(Collected data entries)
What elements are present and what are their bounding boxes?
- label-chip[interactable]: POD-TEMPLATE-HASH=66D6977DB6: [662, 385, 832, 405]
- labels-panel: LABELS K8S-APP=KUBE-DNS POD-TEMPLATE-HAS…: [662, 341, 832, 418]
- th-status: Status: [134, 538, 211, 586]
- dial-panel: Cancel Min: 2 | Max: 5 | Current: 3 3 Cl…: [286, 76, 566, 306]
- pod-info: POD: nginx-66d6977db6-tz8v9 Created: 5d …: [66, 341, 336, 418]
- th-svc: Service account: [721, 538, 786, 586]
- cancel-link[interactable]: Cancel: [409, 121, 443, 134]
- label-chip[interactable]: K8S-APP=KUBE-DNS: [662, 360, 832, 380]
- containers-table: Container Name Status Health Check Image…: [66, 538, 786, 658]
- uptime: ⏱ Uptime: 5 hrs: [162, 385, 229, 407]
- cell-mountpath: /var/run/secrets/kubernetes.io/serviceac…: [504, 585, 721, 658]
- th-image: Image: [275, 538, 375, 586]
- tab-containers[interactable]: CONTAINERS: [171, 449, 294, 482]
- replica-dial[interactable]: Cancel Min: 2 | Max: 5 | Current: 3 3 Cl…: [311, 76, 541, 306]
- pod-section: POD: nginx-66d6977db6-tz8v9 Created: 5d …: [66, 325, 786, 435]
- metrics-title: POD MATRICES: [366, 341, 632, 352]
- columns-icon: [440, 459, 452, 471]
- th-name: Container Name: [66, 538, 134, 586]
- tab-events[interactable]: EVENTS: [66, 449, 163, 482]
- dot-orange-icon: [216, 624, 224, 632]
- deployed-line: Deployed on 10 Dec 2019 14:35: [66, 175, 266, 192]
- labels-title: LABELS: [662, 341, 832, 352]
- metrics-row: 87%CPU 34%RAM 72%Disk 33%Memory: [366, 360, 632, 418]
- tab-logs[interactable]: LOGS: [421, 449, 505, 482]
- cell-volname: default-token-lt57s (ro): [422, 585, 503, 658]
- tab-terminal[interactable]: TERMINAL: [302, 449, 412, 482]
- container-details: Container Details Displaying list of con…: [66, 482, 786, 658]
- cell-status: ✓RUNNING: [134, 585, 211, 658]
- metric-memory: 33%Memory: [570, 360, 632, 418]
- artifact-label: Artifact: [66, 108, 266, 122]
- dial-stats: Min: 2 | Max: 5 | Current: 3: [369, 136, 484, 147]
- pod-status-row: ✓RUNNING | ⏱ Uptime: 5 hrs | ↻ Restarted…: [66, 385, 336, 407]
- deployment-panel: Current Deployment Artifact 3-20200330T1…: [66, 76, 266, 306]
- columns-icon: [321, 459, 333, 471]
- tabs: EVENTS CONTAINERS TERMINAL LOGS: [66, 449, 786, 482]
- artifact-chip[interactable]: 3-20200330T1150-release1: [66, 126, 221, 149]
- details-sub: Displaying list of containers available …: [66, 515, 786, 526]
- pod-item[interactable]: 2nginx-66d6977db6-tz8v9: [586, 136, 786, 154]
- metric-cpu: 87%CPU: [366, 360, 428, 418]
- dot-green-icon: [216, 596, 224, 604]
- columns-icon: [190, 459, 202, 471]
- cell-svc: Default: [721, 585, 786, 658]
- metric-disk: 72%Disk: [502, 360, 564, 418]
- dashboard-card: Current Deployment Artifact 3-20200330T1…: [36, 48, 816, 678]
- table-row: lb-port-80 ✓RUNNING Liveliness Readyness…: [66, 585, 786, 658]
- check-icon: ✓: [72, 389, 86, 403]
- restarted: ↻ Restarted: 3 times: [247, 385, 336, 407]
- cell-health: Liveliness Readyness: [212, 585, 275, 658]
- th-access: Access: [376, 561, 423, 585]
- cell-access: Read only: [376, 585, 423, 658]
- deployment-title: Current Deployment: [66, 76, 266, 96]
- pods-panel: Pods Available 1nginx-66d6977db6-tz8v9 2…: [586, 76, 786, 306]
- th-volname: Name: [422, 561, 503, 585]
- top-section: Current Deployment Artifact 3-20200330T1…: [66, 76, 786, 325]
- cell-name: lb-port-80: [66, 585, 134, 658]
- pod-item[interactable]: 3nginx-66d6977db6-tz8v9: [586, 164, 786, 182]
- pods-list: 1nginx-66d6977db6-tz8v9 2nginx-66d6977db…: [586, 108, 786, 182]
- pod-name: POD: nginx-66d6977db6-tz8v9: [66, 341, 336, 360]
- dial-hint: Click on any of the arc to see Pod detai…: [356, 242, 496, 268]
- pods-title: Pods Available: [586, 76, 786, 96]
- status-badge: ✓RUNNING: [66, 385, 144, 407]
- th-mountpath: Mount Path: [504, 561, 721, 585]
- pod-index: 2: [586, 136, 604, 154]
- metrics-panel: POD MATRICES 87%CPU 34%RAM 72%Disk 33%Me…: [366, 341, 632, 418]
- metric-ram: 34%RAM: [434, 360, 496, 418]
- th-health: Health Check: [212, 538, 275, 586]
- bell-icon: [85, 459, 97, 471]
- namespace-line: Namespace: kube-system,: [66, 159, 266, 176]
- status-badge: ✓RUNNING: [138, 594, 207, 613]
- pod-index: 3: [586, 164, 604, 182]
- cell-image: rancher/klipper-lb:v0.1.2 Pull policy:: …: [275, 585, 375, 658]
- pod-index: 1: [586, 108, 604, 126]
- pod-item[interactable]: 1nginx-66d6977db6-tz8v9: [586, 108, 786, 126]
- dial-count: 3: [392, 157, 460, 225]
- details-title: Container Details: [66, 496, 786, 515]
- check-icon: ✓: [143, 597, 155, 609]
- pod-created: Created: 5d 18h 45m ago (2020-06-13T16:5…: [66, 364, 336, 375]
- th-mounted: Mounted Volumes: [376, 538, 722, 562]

_Given problem_. Return each line from the records above that includes the string "mountpath".

_Full output_.
- cell-mountpath: /var/run/secrets/kubernetes.io/serviceac…: [504, 585, 721, 658]
- th-mountpath: Mount Path: [504, 561, 721, 585]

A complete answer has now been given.